Supplied records:
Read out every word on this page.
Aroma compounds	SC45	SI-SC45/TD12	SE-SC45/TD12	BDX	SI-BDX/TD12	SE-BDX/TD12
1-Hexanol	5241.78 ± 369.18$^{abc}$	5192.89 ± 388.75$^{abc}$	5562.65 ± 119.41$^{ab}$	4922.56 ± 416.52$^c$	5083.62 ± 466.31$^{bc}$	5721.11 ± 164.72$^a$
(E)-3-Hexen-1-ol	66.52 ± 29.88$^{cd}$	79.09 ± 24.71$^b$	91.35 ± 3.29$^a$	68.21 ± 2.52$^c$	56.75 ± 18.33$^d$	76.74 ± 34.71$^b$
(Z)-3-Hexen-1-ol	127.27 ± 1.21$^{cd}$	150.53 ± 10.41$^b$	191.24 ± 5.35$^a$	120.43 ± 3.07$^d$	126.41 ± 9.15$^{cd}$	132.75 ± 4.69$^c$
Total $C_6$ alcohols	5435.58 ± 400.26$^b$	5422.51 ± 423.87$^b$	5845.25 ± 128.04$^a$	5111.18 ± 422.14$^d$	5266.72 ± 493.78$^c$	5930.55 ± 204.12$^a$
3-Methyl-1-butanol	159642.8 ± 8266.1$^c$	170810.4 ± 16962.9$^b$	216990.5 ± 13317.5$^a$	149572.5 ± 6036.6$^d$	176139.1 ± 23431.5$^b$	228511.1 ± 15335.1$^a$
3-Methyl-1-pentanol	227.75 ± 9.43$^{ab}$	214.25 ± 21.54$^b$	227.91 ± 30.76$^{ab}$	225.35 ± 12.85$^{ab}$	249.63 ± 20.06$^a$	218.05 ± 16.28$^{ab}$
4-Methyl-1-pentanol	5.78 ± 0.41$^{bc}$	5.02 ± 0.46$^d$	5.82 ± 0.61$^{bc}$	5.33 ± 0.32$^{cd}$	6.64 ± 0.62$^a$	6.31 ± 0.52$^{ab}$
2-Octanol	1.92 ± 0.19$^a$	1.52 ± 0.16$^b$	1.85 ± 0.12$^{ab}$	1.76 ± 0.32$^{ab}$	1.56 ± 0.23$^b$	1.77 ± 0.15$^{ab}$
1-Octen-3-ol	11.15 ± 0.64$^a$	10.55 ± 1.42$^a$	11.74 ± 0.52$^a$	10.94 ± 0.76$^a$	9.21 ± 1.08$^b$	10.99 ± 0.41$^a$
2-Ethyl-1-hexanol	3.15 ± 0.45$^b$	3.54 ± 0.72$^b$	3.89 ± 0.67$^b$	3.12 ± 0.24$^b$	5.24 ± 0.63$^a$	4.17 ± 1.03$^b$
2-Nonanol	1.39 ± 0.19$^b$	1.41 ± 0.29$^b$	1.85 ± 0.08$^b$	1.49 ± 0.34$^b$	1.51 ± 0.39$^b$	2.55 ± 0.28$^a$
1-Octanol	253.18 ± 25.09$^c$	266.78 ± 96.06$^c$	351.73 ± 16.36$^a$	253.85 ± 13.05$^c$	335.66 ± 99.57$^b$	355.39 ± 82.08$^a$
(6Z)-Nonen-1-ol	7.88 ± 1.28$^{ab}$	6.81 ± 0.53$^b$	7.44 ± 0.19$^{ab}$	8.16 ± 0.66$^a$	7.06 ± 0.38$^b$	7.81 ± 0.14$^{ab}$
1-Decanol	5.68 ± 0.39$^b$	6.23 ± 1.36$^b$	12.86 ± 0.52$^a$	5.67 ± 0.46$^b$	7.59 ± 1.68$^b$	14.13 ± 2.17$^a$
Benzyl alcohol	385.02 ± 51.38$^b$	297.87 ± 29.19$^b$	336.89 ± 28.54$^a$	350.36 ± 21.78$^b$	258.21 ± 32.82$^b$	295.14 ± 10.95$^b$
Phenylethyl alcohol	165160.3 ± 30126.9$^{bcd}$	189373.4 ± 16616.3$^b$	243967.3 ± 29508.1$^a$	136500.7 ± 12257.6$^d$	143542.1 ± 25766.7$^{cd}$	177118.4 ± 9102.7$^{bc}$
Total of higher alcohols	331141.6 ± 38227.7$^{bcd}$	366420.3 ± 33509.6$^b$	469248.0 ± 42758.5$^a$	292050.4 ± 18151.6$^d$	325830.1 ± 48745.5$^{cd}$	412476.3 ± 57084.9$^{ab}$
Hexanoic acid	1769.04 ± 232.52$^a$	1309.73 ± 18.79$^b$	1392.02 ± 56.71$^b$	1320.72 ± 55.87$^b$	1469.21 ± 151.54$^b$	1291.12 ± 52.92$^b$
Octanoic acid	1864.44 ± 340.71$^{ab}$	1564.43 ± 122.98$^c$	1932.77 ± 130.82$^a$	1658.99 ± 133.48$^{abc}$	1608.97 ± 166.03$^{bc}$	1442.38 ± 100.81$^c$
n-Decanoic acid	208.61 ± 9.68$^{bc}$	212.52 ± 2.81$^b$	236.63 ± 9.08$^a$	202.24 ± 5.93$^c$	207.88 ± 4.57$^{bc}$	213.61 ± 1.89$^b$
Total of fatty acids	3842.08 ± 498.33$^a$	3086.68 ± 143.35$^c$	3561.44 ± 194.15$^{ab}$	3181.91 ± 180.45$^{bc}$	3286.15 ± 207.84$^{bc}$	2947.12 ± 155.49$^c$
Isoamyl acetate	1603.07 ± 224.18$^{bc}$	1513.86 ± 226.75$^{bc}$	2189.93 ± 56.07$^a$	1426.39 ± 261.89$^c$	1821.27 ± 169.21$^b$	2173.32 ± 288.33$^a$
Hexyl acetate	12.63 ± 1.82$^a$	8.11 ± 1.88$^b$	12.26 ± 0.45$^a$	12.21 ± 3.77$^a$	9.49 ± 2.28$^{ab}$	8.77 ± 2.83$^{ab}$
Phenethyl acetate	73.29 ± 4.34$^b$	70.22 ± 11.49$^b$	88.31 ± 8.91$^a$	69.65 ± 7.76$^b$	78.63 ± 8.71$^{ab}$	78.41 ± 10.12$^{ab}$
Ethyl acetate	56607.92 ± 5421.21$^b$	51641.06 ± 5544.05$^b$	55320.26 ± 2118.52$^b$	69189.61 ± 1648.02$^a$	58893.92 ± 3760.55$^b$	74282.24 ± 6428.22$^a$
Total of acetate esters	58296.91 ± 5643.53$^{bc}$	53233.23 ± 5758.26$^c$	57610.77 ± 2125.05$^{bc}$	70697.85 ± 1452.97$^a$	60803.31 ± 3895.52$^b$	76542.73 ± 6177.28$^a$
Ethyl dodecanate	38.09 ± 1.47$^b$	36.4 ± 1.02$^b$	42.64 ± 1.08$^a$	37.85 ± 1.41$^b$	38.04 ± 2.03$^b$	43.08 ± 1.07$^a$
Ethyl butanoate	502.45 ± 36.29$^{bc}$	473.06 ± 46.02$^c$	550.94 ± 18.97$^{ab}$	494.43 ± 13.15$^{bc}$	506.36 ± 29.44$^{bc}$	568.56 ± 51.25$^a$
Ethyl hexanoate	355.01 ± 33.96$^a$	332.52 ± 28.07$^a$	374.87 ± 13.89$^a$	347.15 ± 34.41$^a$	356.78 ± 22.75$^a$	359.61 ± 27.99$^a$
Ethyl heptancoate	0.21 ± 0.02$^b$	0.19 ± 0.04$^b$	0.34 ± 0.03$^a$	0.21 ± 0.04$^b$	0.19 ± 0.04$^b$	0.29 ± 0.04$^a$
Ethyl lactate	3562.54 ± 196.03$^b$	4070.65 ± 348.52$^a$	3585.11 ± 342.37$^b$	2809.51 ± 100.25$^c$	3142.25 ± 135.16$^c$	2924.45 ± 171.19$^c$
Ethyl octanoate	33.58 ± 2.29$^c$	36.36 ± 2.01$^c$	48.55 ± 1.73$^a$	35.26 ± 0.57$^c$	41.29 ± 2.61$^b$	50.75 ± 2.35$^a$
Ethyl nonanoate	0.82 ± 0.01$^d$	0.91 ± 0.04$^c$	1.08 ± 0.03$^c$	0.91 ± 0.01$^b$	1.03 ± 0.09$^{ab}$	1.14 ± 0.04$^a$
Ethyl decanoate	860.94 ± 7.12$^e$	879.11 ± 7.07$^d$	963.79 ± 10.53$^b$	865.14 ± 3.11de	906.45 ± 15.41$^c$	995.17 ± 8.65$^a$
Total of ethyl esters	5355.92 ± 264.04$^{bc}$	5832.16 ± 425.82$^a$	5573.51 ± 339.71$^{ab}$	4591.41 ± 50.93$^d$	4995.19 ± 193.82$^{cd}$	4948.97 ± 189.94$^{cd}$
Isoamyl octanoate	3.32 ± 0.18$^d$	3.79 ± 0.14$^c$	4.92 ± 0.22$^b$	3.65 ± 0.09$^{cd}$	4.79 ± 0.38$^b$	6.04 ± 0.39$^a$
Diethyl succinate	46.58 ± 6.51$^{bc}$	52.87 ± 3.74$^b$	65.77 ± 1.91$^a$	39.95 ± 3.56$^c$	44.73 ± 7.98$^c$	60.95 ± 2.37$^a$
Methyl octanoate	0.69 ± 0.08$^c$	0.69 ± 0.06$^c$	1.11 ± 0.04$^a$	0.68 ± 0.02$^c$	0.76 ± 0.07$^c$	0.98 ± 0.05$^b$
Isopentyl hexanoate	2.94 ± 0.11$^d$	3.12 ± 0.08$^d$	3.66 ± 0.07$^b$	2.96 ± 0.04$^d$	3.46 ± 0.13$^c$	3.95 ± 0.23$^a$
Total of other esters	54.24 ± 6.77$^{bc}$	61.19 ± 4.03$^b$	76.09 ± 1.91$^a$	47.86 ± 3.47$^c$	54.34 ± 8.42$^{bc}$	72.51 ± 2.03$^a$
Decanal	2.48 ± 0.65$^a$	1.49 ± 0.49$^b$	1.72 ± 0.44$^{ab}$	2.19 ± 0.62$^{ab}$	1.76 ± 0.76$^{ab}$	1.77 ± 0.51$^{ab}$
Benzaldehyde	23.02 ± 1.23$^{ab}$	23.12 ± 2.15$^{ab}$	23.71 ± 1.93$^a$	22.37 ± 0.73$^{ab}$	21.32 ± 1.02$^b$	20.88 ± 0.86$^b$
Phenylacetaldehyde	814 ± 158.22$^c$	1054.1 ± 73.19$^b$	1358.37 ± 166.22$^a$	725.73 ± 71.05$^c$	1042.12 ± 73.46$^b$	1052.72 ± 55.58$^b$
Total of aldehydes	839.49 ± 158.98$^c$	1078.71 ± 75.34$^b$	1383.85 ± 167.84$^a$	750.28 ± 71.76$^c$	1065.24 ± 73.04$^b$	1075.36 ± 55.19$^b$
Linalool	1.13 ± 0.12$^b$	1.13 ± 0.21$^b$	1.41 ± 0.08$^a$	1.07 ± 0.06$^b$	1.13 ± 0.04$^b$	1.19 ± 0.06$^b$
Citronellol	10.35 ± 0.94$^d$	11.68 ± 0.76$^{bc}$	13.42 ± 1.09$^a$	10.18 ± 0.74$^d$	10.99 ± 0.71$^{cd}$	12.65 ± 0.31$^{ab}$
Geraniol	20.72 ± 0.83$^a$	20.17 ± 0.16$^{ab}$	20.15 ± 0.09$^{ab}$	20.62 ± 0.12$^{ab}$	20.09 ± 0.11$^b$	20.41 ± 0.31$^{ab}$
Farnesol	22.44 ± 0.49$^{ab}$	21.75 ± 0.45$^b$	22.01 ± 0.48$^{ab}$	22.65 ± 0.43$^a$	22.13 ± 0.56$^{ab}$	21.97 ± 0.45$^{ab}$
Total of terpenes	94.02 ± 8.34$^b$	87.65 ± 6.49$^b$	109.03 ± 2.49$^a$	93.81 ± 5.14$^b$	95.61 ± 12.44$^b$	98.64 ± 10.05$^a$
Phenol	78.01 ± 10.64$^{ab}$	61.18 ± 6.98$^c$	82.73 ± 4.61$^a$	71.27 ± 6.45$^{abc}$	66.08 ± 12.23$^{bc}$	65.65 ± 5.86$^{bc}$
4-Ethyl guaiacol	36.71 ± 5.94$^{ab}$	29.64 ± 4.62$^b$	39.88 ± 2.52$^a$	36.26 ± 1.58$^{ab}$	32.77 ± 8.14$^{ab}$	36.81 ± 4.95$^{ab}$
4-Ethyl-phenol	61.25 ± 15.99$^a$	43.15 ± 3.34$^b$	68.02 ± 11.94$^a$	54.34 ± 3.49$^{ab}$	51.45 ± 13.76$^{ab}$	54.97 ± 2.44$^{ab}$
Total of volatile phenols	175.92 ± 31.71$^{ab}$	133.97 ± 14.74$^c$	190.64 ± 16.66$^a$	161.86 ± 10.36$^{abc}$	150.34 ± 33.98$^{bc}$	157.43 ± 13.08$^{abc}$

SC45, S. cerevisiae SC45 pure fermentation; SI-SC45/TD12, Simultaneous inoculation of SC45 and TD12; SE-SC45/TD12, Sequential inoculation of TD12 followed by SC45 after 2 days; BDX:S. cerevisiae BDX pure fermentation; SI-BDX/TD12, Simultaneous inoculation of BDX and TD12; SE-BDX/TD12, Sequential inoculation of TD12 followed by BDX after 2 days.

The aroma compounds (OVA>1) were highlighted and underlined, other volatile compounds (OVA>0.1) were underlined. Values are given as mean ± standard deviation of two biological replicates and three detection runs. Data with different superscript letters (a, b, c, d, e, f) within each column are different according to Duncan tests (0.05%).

...

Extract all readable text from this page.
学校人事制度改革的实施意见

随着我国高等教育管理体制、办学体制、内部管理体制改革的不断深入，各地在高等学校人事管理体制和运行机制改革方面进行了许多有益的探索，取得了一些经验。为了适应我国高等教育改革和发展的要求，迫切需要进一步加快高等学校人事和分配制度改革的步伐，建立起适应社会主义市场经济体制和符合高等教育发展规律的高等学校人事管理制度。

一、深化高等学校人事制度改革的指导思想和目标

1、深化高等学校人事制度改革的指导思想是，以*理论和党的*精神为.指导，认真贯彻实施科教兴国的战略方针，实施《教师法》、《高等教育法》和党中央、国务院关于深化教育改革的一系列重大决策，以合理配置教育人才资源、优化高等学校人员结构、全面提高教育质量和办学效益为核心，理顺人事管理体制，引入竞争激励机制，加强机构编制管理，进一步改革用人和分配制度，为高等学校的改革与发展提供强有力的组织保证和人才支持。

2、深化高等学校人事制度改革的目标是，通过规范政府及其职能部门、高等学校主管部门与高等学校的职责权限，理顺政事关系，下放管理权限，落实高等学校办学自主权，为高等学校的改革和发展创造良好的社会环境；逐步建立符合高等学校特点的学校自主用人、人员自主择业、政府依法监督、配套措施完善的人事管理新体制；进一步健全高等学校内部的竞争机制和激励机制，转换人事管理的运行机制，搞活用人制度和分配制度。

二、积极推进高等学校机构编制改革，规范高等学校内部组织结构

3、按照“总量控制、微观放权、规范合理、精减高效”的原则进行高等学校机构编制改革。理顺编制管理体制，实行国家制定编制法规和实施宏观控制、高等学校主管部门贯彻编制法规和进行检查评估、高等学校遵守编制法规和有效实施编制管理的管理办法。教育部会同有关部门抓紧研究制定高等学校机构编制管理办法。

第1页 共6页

Your goal: Which lines hold the word "volatile"? Copy each of them from the records.

The response:
Total of volatile phenols	175.92 ± 31.71$^{ab}$	133.97 ± 14.74$^c$	190.64 ± 16.66$^a$	161.86 ± 10.36$^{abc}$	150.34 ± 33.98$^{bc}$	157.43 ± 13.08$^{abc}$
The aroma compounds (OVA>1) were highlighted and underlined, other volatile compounds (OVA>0.1) were underlined. Values are given as mean ± standard deviation of two biological replicates and three detection runs. Data with different superscript letters (a, b, c, d, e, f) within each column are different according to Duncan tests (0.05%).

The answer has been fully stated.